(Lines of data)
__________

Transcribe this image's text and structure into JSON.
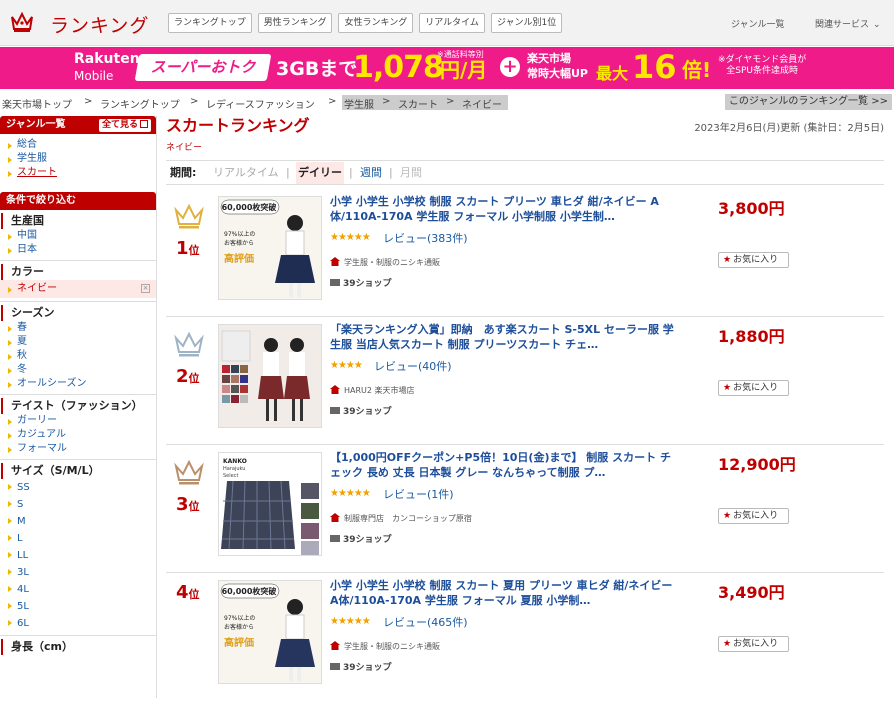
{
  "header": {
    "logo_text": "ランキング",
    "tabs": [
      "ランキングトップ",
      "男性ランキング",
      "女性ランキング",
      "リアルタイム",
      "ジャンル別1位"
    ],
    "genre_list": "ジャンル一覧",
    "related": "関連サービス"
  },
  "banner": {
    "brand": "Rakuten",
    "brand_sub": "Mobile",
    "super": "スーパーおトク",
    "plan": "3GBまで",
    "price": "1,078",
    "unit": "円/月",
    "note": "※通話料等別",
    "plus": "+",
    "market1": "楽天市場",
    "market2": "常時大幅UP",
    "max": "最大",
    "times": "16",
    "bai": "倍!",
    "dia1": "※ダイヤモンド会員が",
    "dia2": "全SPU条件達成時"
  },
  "breadcrumb": {
    "items": [
      "楽天市場トップ",
      "ランキングトップ",
      "レディースファッション",
      "学生服",
      "スカート",
      "ネイビー"
    ],
    "sep": ">",
    "right_link": "このジャンルのランキング一覧 >>"
  },
  "sidebar": {
    "genre_header": "ジャンル一覧",
    "see_all": "全て見る",
    "genre_items": [
      "総合",
      "学生服",
      "スカート"
    ],
    "filter_header": "条件で絞り込む",
    "origin_title": "生産国",
    "origin_items": [
      "中国",
      "日本"
    ],
    "color_title": "カラー",
    "color_selected": "ネイビー",
    "clear": "×",
    "season_title": "シーズン",
    "season_items": [
      "春",
      "夏",
      "秋",
      "冬",
      "オールシーズン"
    ],
    "taste_title": "テイスト（ファッション）",
    "taste_items": [
      "ガーリー",
      "カジュアル",
      "フォーマル"
    ],
    "size_title": "サイズ（S/M/L）",
    "size_items": [
      "SS",
      "S",
      "M",
      "L",
      "LL",
      "3L",
      "4L",
      "5L",
      "6L"
    ],
    "height_title": "身長（cm）"
  },
  "main": {
    "title": "スカートランキング",
    "subtitle": "ネイビー",
    "updated": "2023年2月6日(月)更新 (集計日：2月5日)",
    "period_label": "期間:",
    "periods": [
      "リアルタイム",
      "デイリー",
      "週間",
      "月間"
    ],
    "period_sep": "|"
  },
  "items": [
    {
      "rank": "1",
      "rank_suffix": "位",
      "title": "小学 小学生 小学校 制服 スカート プリーツ 車ヒダ 紺/ネイビー A体/110A-170A 学生服 フォーマル 小学制服 小学生制…",
      "price": "3,800円",
      "stars": "★★★★★",
      "review": "レビュー(383件)",
      "shop": "学生服・制服のニシキ通販",
      "ship": "39ショップ",
      "fav": "お気に入り",
      "thumb_text1": "60,000枚突破",
      "thumb_text2": "高評価",
      "thumb_text3": "97%以上の",
      "thumb_text4": "お客様から"
    },
    {
      "rank": "2",
      "rank_suffix": "位",
      "title": "「楽天ランキング入賞」即納　あす楽スカート S-5XL セーラー服 学生服 当店人気スカート 制服 プリーツスカート チェ…",
      "price": "1,880円",
      "stars": "★★★★",
      "review": "レビュー(40件)",
      "shop": "HARU2 楽天市場店",
      "ship": "39ショップ",
      "fav": "お気に入り"
    },
    {
      "rank": "3",
      "rank_suffix": "位",
      "title": "【1,000円OFFクーポン+P5倍！10日(金)まで】 制服 スカート チェック 長め 丈長 日本製 グレー なんちゃって制服 プ…",
      "price": "12,900円",
      "stars": "★★★★★",
      "review": "レビュー(1件)",
      "shop": "制服専門店　カンコーショップ原宿",
      "ship": "39ショップ",
      "fav": "お気に入り",
      "thumb_text1": "KANKO",
      "thumb_text2": "Harajuku",
      "thumb_text3": "Select"
    },
    {
      "rank": "4",
      "rank_suffix": "位",
      "title": "小学 小学生 小学校 制服 スカート 夏用 プリーツ 車ヒダ 紺/ネイビー A体/110A-170A 学生服 フォーマル 夏服 小学制…",
      "price": "3,490円",
      "stars": "★★★★★",
      "review": "レビュー(465件)",
      "shop": "学生服・制服のニシキ通販",
      "ship": "39ショップ",
      "fav": "お気に入り",
      "thumb_text1": "60,000枚突破",
      "thumb_text2": "高評価",
      "thumb_text3": "97%以上の",
      "thumb_text4": "お客様から"
    }
  ],
  "colors": {
    "accent": "#bf0000",
    "banner": "#ee1b88",
    "gold": "#f0b600",
    "link": "#1d4e9a"
  }
}
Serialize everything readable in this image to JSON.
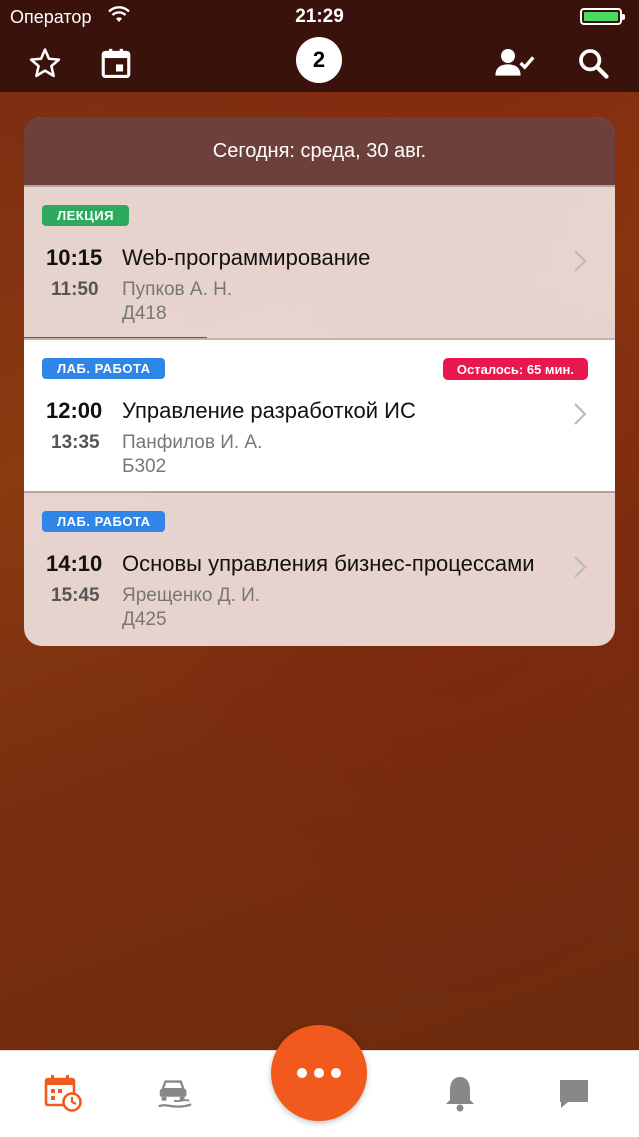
{
  "status_bar": {
    "carrier": "Оператор",
    "time": "21:29"
  },
  "top_nav": {
    "badge_count": "2"
  },
  "header": {
    "today_label": "Сегодня: среда, 30 авг."
  },
  "lessons": [
    {
      "type": "ЛЕКЦИЯ",
      "start": "10:15",
      "end": "11:50",
      "subject": "Web-программирование",
      "teacher": "Пупков А. Н.",
      "room": "Д418"
    },
    {
      "type": "ЛАБ. РАБОТА",
      "start": "12:00",
      "end": "13:35",
      "subject": "Управление разработкой ИС",
      "teacher": "Панфилов И. А.",
      "room": "Б302",
      "remaining": "Осталось: 65 мин."
    },
    {
      "type": "ЛАБ. РАБОТА",
      "start": "14:10",
      "end": "15:45",
      "subject": "Основы управления бизнес-процессами",
      "teacher": "Ярещенко Д. И.",
      "room": "Д425"
    }
  ],
  "colors": {
    "accent": "#f25a1d",
    "lecture": "#2eaa5e",
    "lab": "#2f86e6",
    "remaining": "#e8174d"
  }
}
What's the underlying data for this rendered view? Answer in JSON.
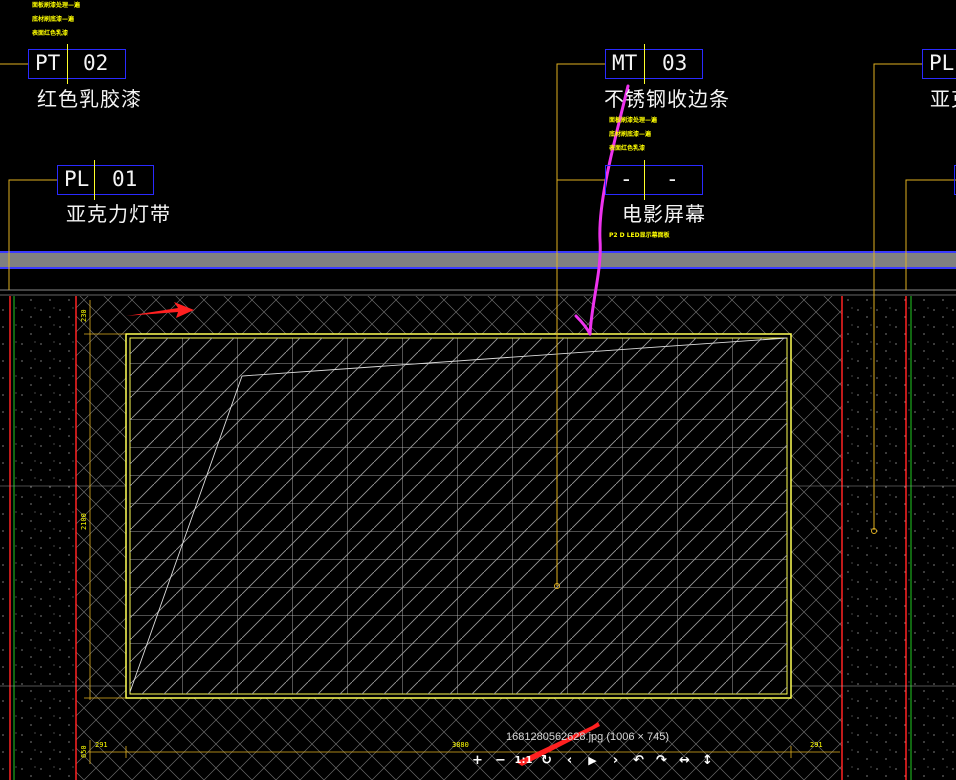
{
  "labels": [
    {
      "id": "pt02",
      "code": "PT",
      "num": "02",
      "name": "红色乳胶漆"
    },
    {
      "id": "pl01",
      "code": "PL",
      "num": "01",
      "name": "亚克力灯带"
    },
    {
      "id": "mt03",
      "code": "MT",
      "num": "03",
      "name": "不锈钢收边条"
    },
    {
      "id": "dash",
      "code": "-",
      "num": "-",
      "name": "电影屏幕"
    },
    {
      "id": "pl_right",
      "code": "PL",
      "num": "",
      "name": "亚克"
    }
  ],
  "tiny_notes": {
    "left": [
      "面板刷漆处理—遍",
      "底材刷底漆—遍",
      "表面红色乳漆"
    ],
    "mid": [
      "面板刷漆处理—遍",
      "底材刷底漆—遍",
      "表面红色乳漆"
    ],
    "screen": "P2 D LED显示幕面板"
  },
  "dimensions": {
    "top_offset": "230",
    "height": "2100",
    "bottom_offset": "650",
    "left_width": "291",
    "main_width": "3880",
    "right_width": "291"
  },
  "viewer": {
    "caption": "1681280562628.jpg (1006 × 745)",
    "toolbar": [
      "+",
      "−",
      "1:1",
      "↻",
      "‹",
      "▶",
      "›",
      "↶",
      "↷",
      "↔",
      "↕"
    ]
  },
  "colors": {
    "background": "#000000",
    "tag_border": "#2a2aff",
    "leader": "#e0b020",
    "band": "#808080",
    "frame": "#ffff55",
    "annotation_pink": "#ee33ee",
    "annotation_red": "#ff2222"
  }
}
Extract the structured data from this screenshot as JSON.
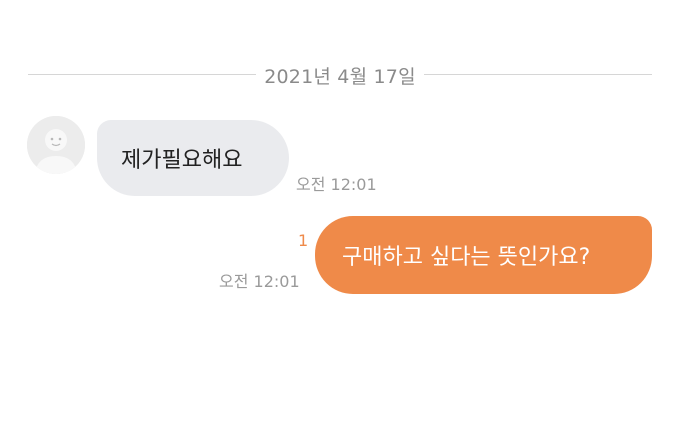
{
  "chat": {
    "date_divider": "2021년 4월 17일",
    "messages": [
      {
        "direction": "incoming",
        "text": "제가필요해요",
        "time": "오전 12:01"
      },
      {
        "direction": "outgoing",
        "text": "구매하고 싶다는 뜻인가요?",
        "time": "오전 12:01",
        "unread_count": "1"
      }
    ]
  },
  "colors": {
    "outgoing_bubble": "#ef8a49",
    "incoming_bubble": "#eaebee",
    "unread_count": "#ef8a49"
  },
  "icons": {
    "avatar": "default-profile-avatar-icon"
  }
}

__________

## EXERCISE DESCRIPTION
Exact duplication of all the records is required; pictures are omitted from the copy.

## ANSWER TO THE PROBLEM
Transcribe this image's text and structure into JSON.
{
  "header": {
    "logo_text": "ランキング",
    "tabs": [
      "ランキングトップ",
      "男性ランキング",
      "女性ランキング",
      "リアルタイム",
      "ジャンル別1位"
    ],
    "genre_list": "ジャンル一覧",
    "related": "関連サービス"
  },
  "banner": {
    "brand": "Rakuten",
    "brand_sub": "Mobile",
    "super": "スーパーおトク",
    "plan": "3GBまで",
    "price": "1,078",
    "unit": "円/月",
    "note": "※通話料等別",
    "plus": "+",
    "market1": "楽天市場",
    "market2": "常時大幅UP",
    "max": "最大",
    "times": "16",
    "bai": "倍!",
    "dia1": "※ダイヤモンド会員が",
    "dia2": "全SPU条件達成時"
  },
  "breadcrumb": {
    "items": [
      "楽天市場トップ",
      "ランキングトップ",
      "レディースファッション",
      "学生服",
      "スカート",
      "ネイビー"
    ],
    "sep": ">",
    "right_link": "このジャンルのランキング一覧 >>"
  },
  "sidebar": {
    "genre_header": "ジャンル一覧",
    "see_all": "全て見る",
    "genre_items": [
      "総合",
      "学生服",
      "スカート"
    ],
    "filter_header": "条件で絞り込む",
    "origin_title": "生産国",
    "origin_items": [
      "中国",
      "日本"
    ],
    "color_title": "カラー",
    "color_selected": "ネイビー",
    "clear": "×",
    "season_title": "シーズン",
    "season_items": [
      "春",
      "夏",
      "秋",
      "冬",
      "オールシーズン"
    ],
    "taste_title": "テイスト（ファッション）",
    "taste_items": [
      "ガーリー",
      "カジュアル",
      "フォーマル"
    ],
    "size_title": "サイズ（S/M/L）",
    "size_items": [
      "SS",
      "S",
      "M",
      "L",
      "LL",
      "3L",
      "4L",
      "5L",
      "6L"
    ],
    "height_title": "身長（cm）"
  },
  "main": {
    "title": "スカートランキング",
    "subtitle": "ネイビー",
    "updated": "2023年2月6日(月)更新 (集計日：2月5日)",
    "period_label": "期間:",
    "periods": [
      "リアルタイム",
      "デイリー",
      "週間",
      "月間"
    ],
    "period_sep": "|"
  },
  "items": [
    {
      "rank": "1",
      "rank_suffix": "位",
      "title": "小学 小学生 小学校 制服 スカート プリーツ 車ヒダ 紺/ネイビー A体/110A-170A 学生服 フォーマル 小学制服 小学生制…",
      "price": "3,800円",
      "stars": "★★★★★",
      "review": "レビュー(383件)",
      "shop": "学生服・制服のニシキ通販",
      "ship": "39ショップ",
      "fav": "お気に入り",
      "thumb_text1": "60,000枚突破",
      "thumb_text2": "高評価",
      "thumb_text3": "97%以上の",
      "thumb_text4": "お客様から"
    },
    {
      "rank": "2",
      "rank_suffix": "位",
      "title": "「楽天ランキング入賞」即納　あす楽スカート S-5XL セーラー服 学生服 当店人気スカート 制服 プリーツスカート チェ…",
      "price": "1,880円",
      "stars": "★★★★",
      "review": "レビュー(40件)",
      "shop": "HARU2 楽天市場店",
      "ship": "39ショップ",
      "fav": "お気に入り"
    },
    {
      "rank": "3",
      "rank_suffix": "位",
      "title": "【1,000円OFFクーポン+P5倍！10日(金)まで】 制服 スカート チェック 長め 丈長 日本製 グレー なんちゃって制服 プ…",
      "price": "12,900円",
      "stars": "★★★★★",
      "review": "レビュー(1件)",
      "shop": "制服専門店　カンコーショップ原宿",
      "ship": "39ショップ",
      "fav": "お気に入り",
      "thumb_text1": "KANKO",
      "thumb_text2": "Harajuku",
      "thumb_text3": "Select"
    },
    {
      "rank": "4",
      "rank_suffix": "位",
      "title": "小学 小学生 小学校 制服 スカート 夏用 プリーツ 車ヒダ 紺/ネイビー A体/110A-170A 学生服 フォーマル 夏服 小学制…",
      "price": "3,490円",
      "stars": "★★★★★",
      "review": "レビュー(465件)",
      "shop": "学生服・制服のニシキ通販",
      "ship": "39ショップ",
      "fav": "お気に入り",
      "thumb_text1": "60,000枚突破",
      "thumb_text2": "高評価",
      "thumb_text3": "97%以上の",
      "thumb_text4": "お客様から"
    }
  ],
  "colors": {
    "accent": "#bf0000",
    "banner": "#ee1b88",
    "gold": "#f0b600",
    "link": "#1d4e9a"
  }
}
Serialize everything readable in this image to JSON.
{
  "status_bar": {
    "carrier": "Оператор",
    "time": "21:29"
  },
  "top_nav": {
    "badge_count": "2"
  },
  "header": {
    "today_label": "Сегодня: среда, 30 авг."
  },
  "lessons": [
    {
      "type": "ЛЕКЦИЯ",
      "start": "10:15",
      "end": "11:50",
      "subject": "Web-программирование",
      "teacher": "Пупков А. Н.",
      "room": "Д418"
    },
    {
      "type": "ЛАБ. РАБОТА",
      "start": "12:00",
      "end": "13:35",
      "subject": "Управление разработкой ИС",
      "teacher": "Панфилов И. А.",
      "room": "Б302",
      "remaining": "Осталось: 65 мин."
    },
    {
      "type": "ЛАБ. РАБОТА",
      "start": "14:10",
      "end": "15:45",
      "subject": "Основы управления бизнес-процессами",
      "teacher": "Ярещенко Д. И.",
      "room": "Д425"
    }
  ],
  "colors": {
    "accent": "#f25a1d",
    "lecture": "#2eaa5e",
    "lab": "#2f86e6",
    "remaining": "#e8174d"
  }
}
What's the underlying data for this rendered view? Answer in JSON.
{
  "labels": [
    {
      "id": "pt02",
      "code": "PT",
      "num": "02",
      "name": "红色乳胶漆"
    },
    {
      "id": "pl01",
      "code": "PL",
      "num": "01",
      "name": "亚克力灯带"
    },
    {
      "id": "mt03",
      "code": "MT",
      "num": "03",
      "name": "不锈钢收边条"
    },
    {
      "id": "dash",
      "code": "-",
      "num": "-",
      "name": "电影屏幕"
    },
    {
      "id": "pl_right",
      "code": "PL",
      "num": "",
      "name": "亚克"
    }
  ],
  "tiny_notes": {
    "left": [
      "面板刷漆处理—遍",
      "底材刷底漆—遍",
      "表面红色乳漆"
    ],
    "mid": [
      "面板刷漆处理—遍",
      "底材刷底漆—遍",
      "表面红色乳漆"
    ],
    "screen": "P2 D LED显示幕面板"
  },
  "dimensions": {
    "top_offset": "230",
    "height": "2100",
    "bottom_offset": "650",
    "left_width": "291",
    "main_width": "3880",
    "right_width": "291"
  },
  "viewer": {
    "caption": "1681280562628.jpg (1006 × 745)",
    "toolbar": [
      "+",
      "−",
      "1:1",
      "↻",
      "‹",
      "▶",
      "›",
      "↶",
      "↷",
      "↔",
      "↕"
    ]
  },
  "colors": {
    "background": "#000000",
    "tag_border": "#2a2aff",
    "leader": "#e0b020",
    "band": "#808080",
    "frame": "#ffff55",
    "annotation_pink": "#ee33ee",
    "annotation_red": "#ff2222"
  }
}
Extract the structured data from this screenshot as JSON.
{
  "chat": {
    "date_divider": "2021년 4월 17일",
    "messages": [
      {
        "direction": "incoming",
        "text": "제가필요해요",
        "time": "오전 12:01"
      },
      {
        "direction": "outgoing",
        "text": "구매하고 싶다는 뜻인가요?",
        "time": "오전 12:01",
        "unread_count": "1"
      }
    ]
  },
  "colors": {
    "outgoing_bubble": "#ef8a49",
    "incoming_bubble": "#eaebee",
    "unread_count": "#ef8a49"
  },
  "icons": {
    "avatar": "default-profile-avatar-icon"
  }
}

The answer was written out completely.